◆ Your instructions
Reproduce the full listing that appears beneath this instruction exactly.

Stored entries

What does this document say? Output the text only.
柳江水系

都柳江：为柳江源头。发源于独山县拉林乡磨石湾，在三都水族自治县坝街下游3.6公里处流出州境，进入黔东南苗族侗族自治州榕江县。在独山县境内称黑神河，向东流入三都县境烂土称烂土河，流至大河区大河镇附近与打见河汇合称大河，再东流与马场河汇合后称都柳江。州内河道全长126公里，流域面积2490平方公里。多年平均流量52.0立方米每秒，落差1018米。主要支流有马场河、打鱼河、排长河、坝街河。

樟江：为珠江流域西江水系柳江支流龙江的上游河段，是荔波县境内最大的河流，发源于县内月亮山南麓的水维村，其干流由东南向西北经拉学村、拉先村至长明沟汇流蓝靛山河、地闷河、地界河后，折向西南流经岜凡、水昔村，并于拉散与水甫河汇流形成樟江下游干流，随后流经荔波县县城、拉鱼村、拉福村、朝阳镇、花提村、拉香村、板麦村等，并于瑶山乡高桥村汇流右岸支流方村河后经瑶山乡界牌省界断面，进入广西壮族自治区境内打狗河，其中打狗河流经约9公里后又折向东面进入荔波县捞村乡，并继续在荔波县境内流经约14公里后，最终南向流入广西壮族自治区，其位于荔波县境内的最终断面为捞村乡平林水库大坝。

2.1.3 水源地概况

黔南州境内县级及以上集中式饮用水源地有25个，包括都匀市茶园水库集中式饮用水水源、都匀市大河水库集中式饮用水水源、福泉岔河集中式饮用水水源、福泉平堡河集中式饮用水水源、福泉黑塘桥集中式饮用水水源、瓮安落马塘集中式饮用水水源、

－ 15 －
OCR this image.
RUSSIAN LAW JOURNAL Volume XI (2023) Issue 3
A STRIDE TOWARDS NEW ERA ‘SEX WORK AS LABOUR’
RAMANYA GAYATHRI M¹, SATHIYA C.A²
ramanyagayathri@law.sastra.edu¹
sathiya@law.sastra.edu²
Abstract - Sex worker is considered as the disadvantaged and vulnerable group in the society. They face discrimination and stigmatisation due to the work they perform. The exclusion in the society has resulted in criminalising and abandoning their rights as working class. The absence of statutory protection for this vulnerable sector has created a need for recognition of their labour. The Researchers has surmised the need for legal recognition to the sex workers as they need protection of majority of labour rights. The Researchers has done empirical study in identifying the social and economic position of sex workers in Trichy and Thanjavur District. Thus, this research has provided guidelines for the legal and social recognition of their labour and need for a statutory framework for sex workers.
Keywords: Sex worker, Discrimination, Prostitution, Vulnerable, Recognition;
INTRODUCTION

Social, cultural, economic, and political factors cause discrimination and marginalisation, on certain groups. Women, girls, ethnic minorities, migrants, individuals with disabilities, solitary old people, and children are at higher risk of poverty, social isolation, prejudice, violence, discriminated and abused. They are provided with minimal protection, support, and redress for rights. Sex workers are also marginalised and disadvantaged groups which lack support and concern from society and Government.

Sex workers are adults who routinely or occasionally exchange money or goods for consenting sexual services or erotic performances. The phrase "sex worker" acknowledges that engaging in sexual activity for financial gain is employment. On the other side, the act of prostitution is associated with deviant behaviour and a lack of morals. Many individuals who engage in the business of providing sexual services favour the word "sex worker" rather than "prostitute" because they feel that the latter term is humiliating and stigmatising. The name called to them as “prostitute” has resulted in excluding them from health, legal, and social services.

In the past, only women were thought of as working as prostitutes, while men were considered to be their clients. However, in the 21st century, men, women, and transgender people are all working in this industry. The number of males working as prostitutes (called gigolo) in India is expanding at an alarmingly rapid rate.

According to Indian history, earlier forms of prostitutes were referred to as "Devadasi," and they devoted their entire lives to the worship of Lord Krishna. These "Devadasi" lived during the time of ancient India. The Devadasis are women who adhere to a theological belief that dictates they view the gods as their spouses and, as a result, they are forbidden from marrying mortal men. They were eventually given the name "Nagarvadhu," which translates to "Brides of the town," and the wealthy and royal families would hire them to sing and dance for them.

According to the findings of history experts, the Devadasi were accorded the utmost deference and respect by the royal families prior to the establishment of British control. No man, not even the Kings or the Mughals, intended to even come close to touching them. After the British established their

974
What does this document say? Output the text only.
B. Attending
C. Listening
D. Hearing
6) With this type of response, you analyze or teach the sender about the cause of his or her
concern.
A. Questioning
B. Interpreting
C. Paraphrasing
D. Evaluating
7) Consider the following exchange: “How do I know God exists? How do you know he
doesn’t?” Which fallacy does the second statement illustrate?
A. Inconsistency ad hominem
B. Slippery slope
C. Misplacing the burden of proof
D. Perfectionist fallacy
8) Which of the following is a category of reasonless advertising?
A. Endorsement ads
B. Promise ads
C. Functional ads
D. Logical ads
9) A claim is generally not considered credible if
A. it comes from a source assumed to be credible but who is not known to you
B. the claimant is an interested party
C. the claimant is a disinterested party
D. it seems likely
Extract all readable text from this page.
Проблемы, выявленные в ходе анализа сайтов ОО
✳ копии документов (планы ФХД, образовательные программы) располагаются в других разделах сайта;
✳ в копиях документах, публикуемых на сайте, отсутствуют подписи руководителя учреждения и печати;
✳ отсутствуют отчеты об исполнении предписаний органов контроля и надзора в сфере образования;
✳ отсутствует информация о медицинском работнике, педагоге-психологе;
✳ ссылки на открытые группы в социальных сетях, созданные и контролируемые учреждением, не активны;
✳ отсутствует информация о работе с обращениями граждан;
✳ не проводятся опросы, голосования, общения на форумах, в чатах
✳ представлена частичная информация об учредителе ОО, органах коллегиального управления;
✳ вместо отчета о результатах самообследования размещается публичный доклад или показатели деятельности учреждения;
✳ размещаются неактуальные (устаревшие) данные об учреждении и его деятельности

◆ Written answer
What does this document say? Output the text only.
柳江水系

都柳江：为柳江源头。发源于独山县拉林乡磨石湾，在三都水族自治县坝街下游3.6公里处流出州境，进入黔东南苗族侗族自治州榕江县。在独山县境内称黑神河，向东流入三都县境烂土称烂土河，流至大河区大河镇附近与打见河汇合称大河，再东流与马场河汇合后称都柳江。州内河道全长126公里，流域面积2490平方公里。多年平均流量52.0立方米每秒，落差1018米。主要支流有马场河、打鱼河、排长河、坝街河。

樟江：为珠江流域西江水系柳江支流龙江的上游河段，是荔波县境内最大的河流，发源于县内月亮山南麓的水维村，其干流由东南向西北经拉学村、拉先村至长明沟汇流蓝靛山河、地闷河、地界河后，折向西南流经岜凡、水昔村，并于拉散与水甫河汇流形成樟江下游干流，随后流经荔波县县城、拉鱼村、拉福村、朝阳镇、花提村、拉香村、板麦村等，并于瑶山乡高桥村汇流右岸支流方村河后经瑶山乡界牌省界断面，进入广西壮族自治区境内打狗河，其中打狗河流经约9公里后又折向东面进入荔波县捞村乡，并继续在荔波县境内流经约14公里后，最终南向流入广西壮族自治区，其位于荔波县境内的最终断面为捞村乡平林水库大坝。

2.1.3 水源地概况

黔南州境内县级及以上集中式饮用水源地有25个，包括都匀市茶园水库集中式饮用水水源、都匀市大河水库集中式饮用水水源、福泉岔河集中式饮用水水源、福泉平堡河集中式饮用水水源、福泉黑塘桥集中式饮用水水源、瓮安落马塘集中式饮用水水源、

－ 15 －
OCR this image.
RUSSIAN LAW JOURNAL Volume XI (2023) Issue 3
A STRIDE TOWARDS NEW ERA ‘SEX WORK AS LABOUR’
RAMANYA GAYATHRI M¹, SATHIYA C.A²
ramanyagayathri@law.sastra.edu¹
sathiya@law.sastra.edu²
Abstract - Sex worker is considered as the disadvantaged and vulnerable group in the society. They face discrimination and stigmatisation due to the work they perform. The exclusion in the society has resulted in criminalising and abandoning their rights as working class. The absence of statutory protection for this vulnerable sector has created a need for recognition of their labour. The Researchers has surmised the need for legal recognition to the sex workers as they need protection of majority of labour rights. The Researchers has done empirical study in identifying the social and economic position of sex workers in Trichy and Thanjavur District. Thus, this research has provided guidelines for the legal and social recognition of their labour and need for a statutory framework for sex workers.
Keywords: Sex worker, Discrimination, Prostitution, Vulnerable, Recognition;
INTRODUCTION

Social, cultural, economic, and political factors cause discrimination and marginalisation, on certain groups. Women, girls, ethnic minorities, migrants, individuals with disabilities, solitary old people, and children are at higher risk of poverty, social isolation, prejudice, violence, discriminated and abused. They are provided with minimal protection, support, and redress for rights. Sex workers are also marginalised and disadvantaged groups which lack support and concern from society and Government.

Sex workers are adults who routinely or occasionally exchange money or goods for consenting sexual services or erotic performances. The phrase "sex worker" acknowledges that engaging in sexual activity for financial gain is employment. On the other side, the act of prostitution is associated with deviant behaviour and a lack of morals. Many individuals who engage in the business of providing sexual services favour the word "sex worker" rather than "prostitute" because they feel that the latter term is humiliating and stigmatising. The name called to them as “prostitute” has resulted in excluding them from health, legal, and social services.

In the past, only women were thought of as working as prostitutes, while men were considered to be their clients. However, in the 21st century, men, women, and transgender people are all working in this industry. The number of males working as prostitutes (called gigolo) in India is expanding at an alarmingly rapid rate.

According to Indian history, earlier forms of prostitutes were referred to as "Devadasi," and they devoted their entire lives to the worship of Lord Krishna. These "Devadasi" lived during the time of ancient India. The Devadasis are women who adhere to a theological belief that dictates they view the gods as their spouses and, as a result, they are forbidden from marrying mortal men. They were eventually given the name "Nagarvadhu," which translates to "Brides of the town," and the wealthy and royal families would hire them to sing and dance for them.

According to the findings of history experts, the Devadasi were accorded the utmost deference and respect by the royal families prior to the establishment of British control. No man, not even the Kings or the Mughals, intended to even come close to touching them. After the British established their

974
What does this document say? Output the text only.
B. Attending
C. Listening
D. Hearing
6) With this type of response, you analyze or teach the sender about the cause of his or her
concern.
A. Questioning
B. Interpreting
C. Paraphrasing
D. Evaluating
7) Consider the following exchange: “How do I know God exists? How do you know he
doesn’t?” Which fallacy does the second statement illustrate?
A. Inconsistency ad hominem
B. Slippery slope
C. Misplacing the burden of proof
D. Perfectionist fallacy
8) Which of the following is a category of reasonless advertising?
A. Endorsement ads
B. Promise ads
C. Functional ads
D. Logical ads
9) A claim is generally not considered credible if
A. it comes from a source assumed to be credible but who is not known to you
B. the claimant is an interested party
C. the claimant is a disinterested party
D. it seems likely
Extract all readable text from this page.
Проблемы, выявленные в ходе анализа сайтов ОО
✳ копии документов (планы ФХД, образовательные программы) располагаются в других разделах сайта;
✳ в копиях документах, публикуемых на сайте, отсутствуют подписи руководителя учреждения и печати;
✳ отсутствуют отчеты об исполнении предписаний органов контроля и надзора в сфере образования;
✳ отсутствует информация о медицинском работнике, педагоге-психологе;
✳ ссылки на открытые группы в социальных сетях, созданные и контролируемые учреждением, не активны;
✳ отсутствует информация о работе с обращениями граждан;
✳ не проводятся опросы, голосования, общения на форумах, в чатах
✳ представлена частичная информация об учредителе ОО, органах коллегиального управления;
✳ вместо отчета о результатах самообследования размещается публичный доклад или показатели деятельности учреждения;
✳ размещаются неактуальные (устаревшие) данные об учреждении и его деятельности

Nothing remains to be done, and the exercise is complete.